*The task*. Please copy every line of the listing below character for character, leaving out the pictures.

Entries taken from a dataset
===============
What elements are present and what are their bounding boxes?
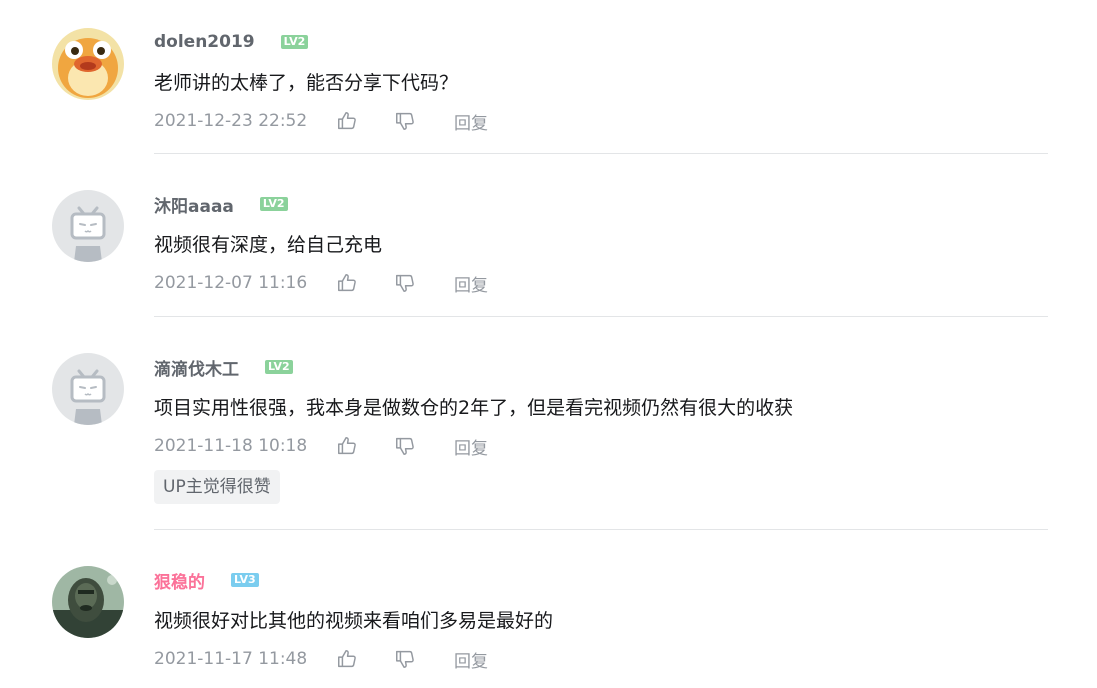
- level-badge: LV2: [259, 197, 288, 211]
- dislike-button[interactable]: [392, 646, 418, 672]
- comment-header: 沐阳aaaa LV2: [154, 192, 288, 217]
- default-tv-avatar-icon: [52, 190, 124, 262]
- reply-button[interactable]: 回复: [454, 109, 488, 134]
- avatar[interactable]: [52, 28, 124, 100]
- level-badge: LV3: [231, 573, 259, 587]
- like-button[interactable]: [334, 108, 360, 134]
- photo-avatar-icon: [52, 566, 124, 638]
- like-button[interactable]: [334, 433, 360, 459]
- comment-time: 2021-12-07 11:16: [154, 273, 308, 293]
- up-liked-badge: UP主觉得很赞: [154, 470, 280, 504]
- comment-text: 项目实用性很强，我本身是做数仓的2年了，但是看完视频仍然有很大的收获: [154, 397, 794, 419]
- divider: [154, 316, 1048, 317]
- thumbs-down-icon: [396, 437, 414, 455]
- username[interactable]: 狠稳的: [154, 568, 205, 593]
- username[interactable]: 滴滴伐木工: [154, 355, 239, 380]
- comment-meta: 2021-11-18 10:18 回复: [154, 433, 488, 459]
- reply-button[interactable]: 回复: [454, 271, 488, 296]
- reply-button[interactable]: 回复: [454, 647, 488, 672]
- comment-header: 滴滴伐木工 LV2: [154, 355, 293, 380]
- reply-button[interactable]: 回复: [454, 434, 488, 459]
- comment-text: 视频很好对比其他的视频来看咱们多易是最好的: [154, 610, 554, 632]
- comment-time: 2021-11-17 11:48: [154, 649, 308, 669]
- thumbs-down-icon: [396, 112, 414, 130]
- thumbs-up-icon: [338, 274, 356, 292]
- comment-time: 2021-12-23 22:52: [154, 111, 308, 131]
- divider: [154, 153, 1048, 154]
- default-tv-avatar-icon: [52, 353, 124, 425]
- thumbs-down-icon: [396, 274, 414, 292]
- level-badge: LV2: [280, 35, 309, 49]
- avatar[interactable]: [52, 190, 124, 262]
- dislike-button[interactable]: [392, 433, 418, 459]
- divider: [154, 529, 1048, 530]
- dislike-button[interactable]: [392, 270, 418, 296]
- comment-meta: 2021-12-07 11:16 回复: [154, 270, 488, 296]
- like-button[interactable]: [334, 270, 360, 296]
- duck-avatar-icon: [52, 28, 124, 100]
- username[interactable]: dolen2019: [154, 32, 255, 52]
- thumbs-down-icon: [396, 650, 414, 668]
- avatar[interactable]: [52, 566, 124, 638]
- comment-meta: 2021-12-23 22:52 回复: [154, 108, 488, 134]
- comment-time: 2021-11-18 10:18: [154, 436, 308, 456]
- comment-text: 老师讲的太棒了，能否分享下代码？: [154, 72, 459, 94]
- comment-text: 视频很有深度，给自己充电: [154, 234, 383, 256]
- thumbs-up-icon: [338, 112, 356, 130]
- avatar[interactable]: [52, 353, 124, 425]
- level-badge: LV2: [265, 360, 293, 374]
- like-button[interactable]: [334, 646, 360, 672]
- comment-header: 狠稳的 LV3: [154, 568, 259, 593]
- username[interactable]: 沐阳aaaa: [154, 192, 234, 217]
- dislike-button[interactable]: [392, 108, 418, 134]
- thumbs-up-icon: [338, 437, 356, 455]
- thumbs-up-icon: [338, 650, 356, 668]
- comment-header: dolen2019 LV2: [154, 30, 309, 54]
- comment-meta: 2021-11-17 11:48 回复: [154, 646, 488, 672]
===============
*Right answer*.
What elements are present and what are their bounding boxes?
- level-badge: LV2: [259, 197, 288, 211]
- dislike-button[interactable]: [392, 646, 418, 672]
- comment-header: 沐阳aaaa LV2: [154, 192, 288, 217]
- default-tv-avatar-icon: [52, 190, 124, 262]
- reply-button[interactable]: 回复: [454, 109, 488, 134]
- avatar[interactable]: [52, 28, 124, 100]
- level-badge: LV3: [231, 573, 259, 587]
- like-button[interactable]: [334, 108, 360, 134]
- photo-avatar-icon: [52, 566, 124, 638]
- like-button[interactable]: [334, 433, 360, 459]
- comment-time: 2021-12-07 11:16: [154, 273, 308, 293]
- up-liked-badge: UP主觉得很赞: [154, 470, 280, 504]
- comment-text: 项目实用性很强，我本身是做数仓的2年了，但是看完视频仍然有很大的收获: [154, 397, 794, 419]
- divider: [154, 316, 1048, 317]
- thumbs-down-icon: [396, 437, 414, 455]
- username[interactable]: 狠稳的: [154, 568, 205, 593]
- username[interactable]: 滴滴伐木工: [154, 355, 239, 380]
- comment-meta: 2021-11-18 10:18 回复: [154, 433, 488, 459]
- reply-button[interactable]: 回复: [454, 271, 488, 296]
- reply-button[interactable]: 回复: [454, 647, 488, 672]
- comment-header: 滴滴伐木工 LV2: [154, 355, 293, 380]
- reply-button[interactable]: 回复: [454, 434, 488, 459]
- comment-text: 视频很好对比其他的视频来看咱们多易是最好的: [154, 610, 554, 632]
- comment-time: 2021-11-17 11:48: [154, 649, 308, 669]
- thumbs-down-icon: [396, 112, 414, 130]
- thumbs-up-icon: [338, 274, 356, 292]
- comment-time: 2021-12-23 22:52: [154, 111, 308, 131]
- divider: [154, 153, 1048, 154]
- default-tv-avatar-icon: [52, 353, 124, 425]
- thumbs-down-icon: [396, 274, 414, 292]
- level-badge: LV2: [280, 35, 309, 49]
- avatar[interactable]: [52, 190, 124, 262]
- dislike-button[interactable]: [392, 433, 418, 459]
- divider: [154, 529, 1048, 530]
- dislike-button[interactable]: [392, 270, 418, 296]
- comment-meta: 2021-12-07 11:16 回复: [154, 270, 488, 296]
- like-button[interactable]: [334, 270, 360, 296]
- duck-avatar-icon: [52, 28, 124, 100]
- username[interactable]: dolen2019: [154, 32, 255, 52]
- thumbs-down-icon: [396, 650, 414, 668]
- avatar[interactable]: [52, 566, 124, 638]
- comment-meta: 2021-12-23 22:52 回复: [154, 108, 488, 134]
- comment-time: 2021-11-18 10:18: [154, 436, 308, 456]
- comment-text: 老师讲的太棒了，能否分享下代码？: [154, 72, 459, 94]
- comment-text: 视频很有深度，给自己充电: [154, 234, 383, 256]
- thumbs-up-icon: [338, 112, 356, 130]
- avatar[interactable]: [52, 353, 124, 425]
- level-badge: LV2: [265, 360, 293, 374]
- like-button[interactable]: [334, 646, 360, 672]
- comment-header: 狠稳的 LV3: [154, 568, 259, 593]
- username[interactable]: 沐阳aaaa: [154, 192, 234, 217]
- dislike-button[interactable]: [392, 108, 418, 134]
- thumbs-up-icon: [338, 437, 356, 455]
- thumbs-up-icon: [338, 650, 356, 668]
- comment-header: dolen2019 LV2: [154, 30, 309, 54]
- comment-meta: 2021-11-17 11:48 回复: [154, 646, 488, 672]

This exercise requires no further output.